*Exercise*: Nothing in the data should change when you return it, but leave the pictures out.

*Stored data*:
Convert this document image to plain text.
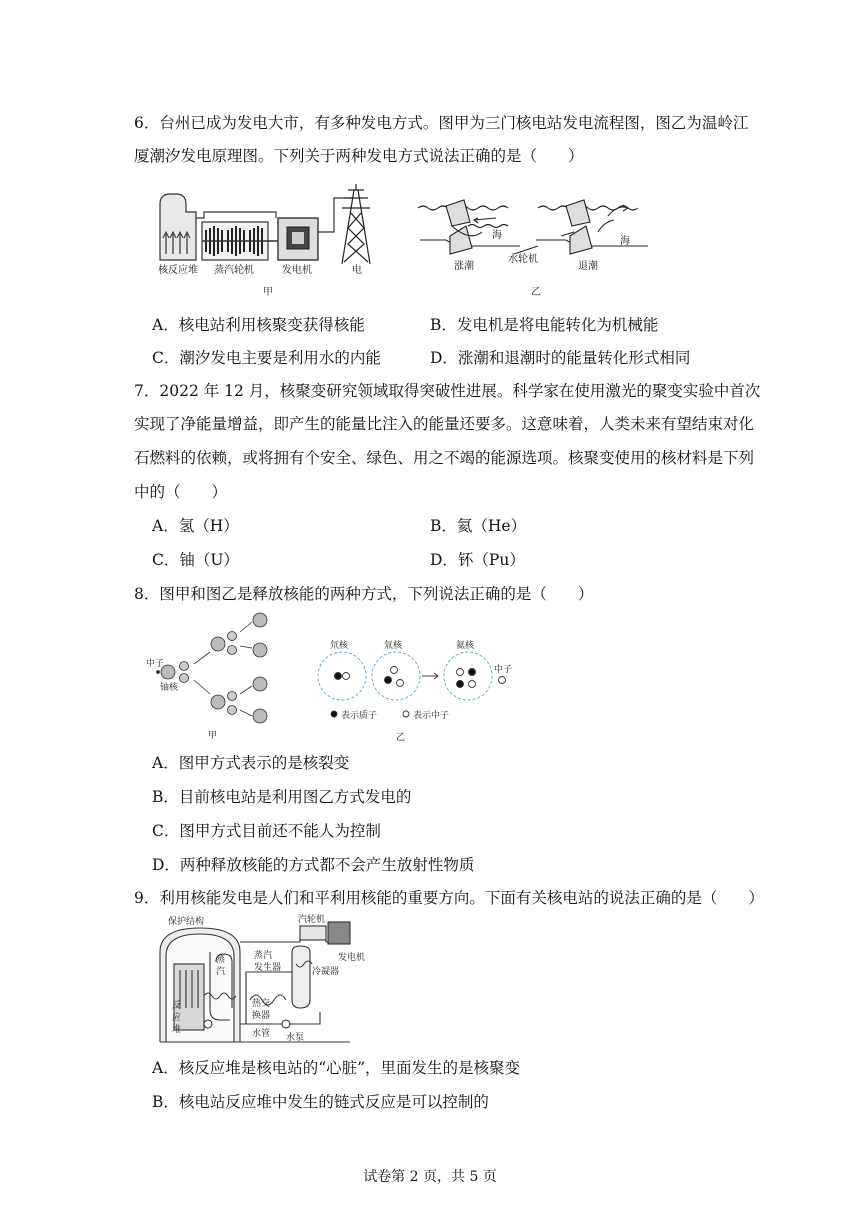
6．台州已成为发电大市，有多种发电方式。图甲为三门核电站发电流程图，图乙为温岭江
厦潮汐发电原理图。下列关于两种发电方式说法正确的是（　　）
核反应堆 蒸汽轮机	发电机	电
甲
海
海
涨潮
水轮机
退潮
乙
A．核电站利用核聚变获得核能	B．发电机是将电能转化为机械能
C．潮汐发电主要是利用水的内能	D．涨潮和退潮时的能量转化形式相同
7．2022 年 12 月，核聚变研究领域取得突破性进展。科学家在使用激光的聚变实验中首次
实现了净能量增益，即产生的能量比注入的能量还要多。这意味着，人类未来有望结束对化
石燃料的依赖，或将拥有个安全、绿色、用之不竭的能源选项。核聚变使用的核材料是下列
中的（　　）
A．氢（H）	B．氦（He）
C．铀（U）	D．钚（Pu）
8．图甲和图乙是释放核能的两种方式，下列说法正确的是（　　）
中子
铀核
甲
氘核	氚核	氦核
中子
表示质子	表示中子
乙
A．图甲方式表示的是核裂变
B．目前核电站是利用图乙方式发电的
C．图甲方式目前还不能人为控制
D．两种释放核能的方式都不会产生放射性物质
9．利用核能发电是人们和平利用核能的重要方向。下面有关核电站的说法正确的是（　　）
保护结构	汽轮机
蒸
汽
蒸汽
发生器
发电机
冷凝器
反
应
堆
热交
换器
水管 水泵
A．核反应堆是核电站的“心脏”，里面发生的是核聚变
B．核电站反应堆中发生的链式反应是可以控制的
试卷第 2 页，共 5 页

*Output for this exercise*:
Convert this document image to plain text.
6．台州已成为发电大市，有多种发电方式。图甲为三门核电站发电流程图，图乙为温岭江
厦潮汐发电原理图。下列关于两种发电方式说法正确的是（　　）
核反应堆 蒸汽轮机	发电机	电
甲
海
海
涨潮
水轮机
退潮
乙
A．核电站利用核聚变获得核能	B．发电机是将电能转化为机械能
C．潮汐发电主要是利用水的内能	D．涨潮和退潮时的能量转化形式相同
7．2022 年 12 月，核聚变研究领域取得突破性进展。科学家在使用激光的聚变实验中首次
实现了净能量增益，即产生的能量比注入的能量还要多。这意味着，人类未来有望结束对化
石燃料的依赖，或将拥有个安全、绿色、用之不竭的能源选项。核聚变使用的核材料是下列
中的（　　）
A．氢（H）	B．氦（He）
C．铀（U）	D．钚（Pu）
8．图甲和图乙是释放核能的两种方式，下列说法正确的是（　　）
中子
铀核
甲
氘核	氚核	氦核
中子
表示质子	表示中子
乙
A．图甲方式表示的是核裂变
B．目前核电站是利用图乙方式发电的
C．图甲方式目前还不能人为控制
D．两种释放核能的方式都不会产生放射性物质
9．利用核能发电是人们和平利用核能的重要方向。下面有关核电站的说法正确的是（　　）
保护结构	汽轮机
蒸
汽
蒸汽
发生器
发电机
冷凝器
反
应
堆
热交
换器
水管 水泵
A．核反应堆是核电站的“心脏”，里面发生的是核聚变
B．核电站反应堆中发生的链式反应是可以控制的
试卷第 2 页，共 5 页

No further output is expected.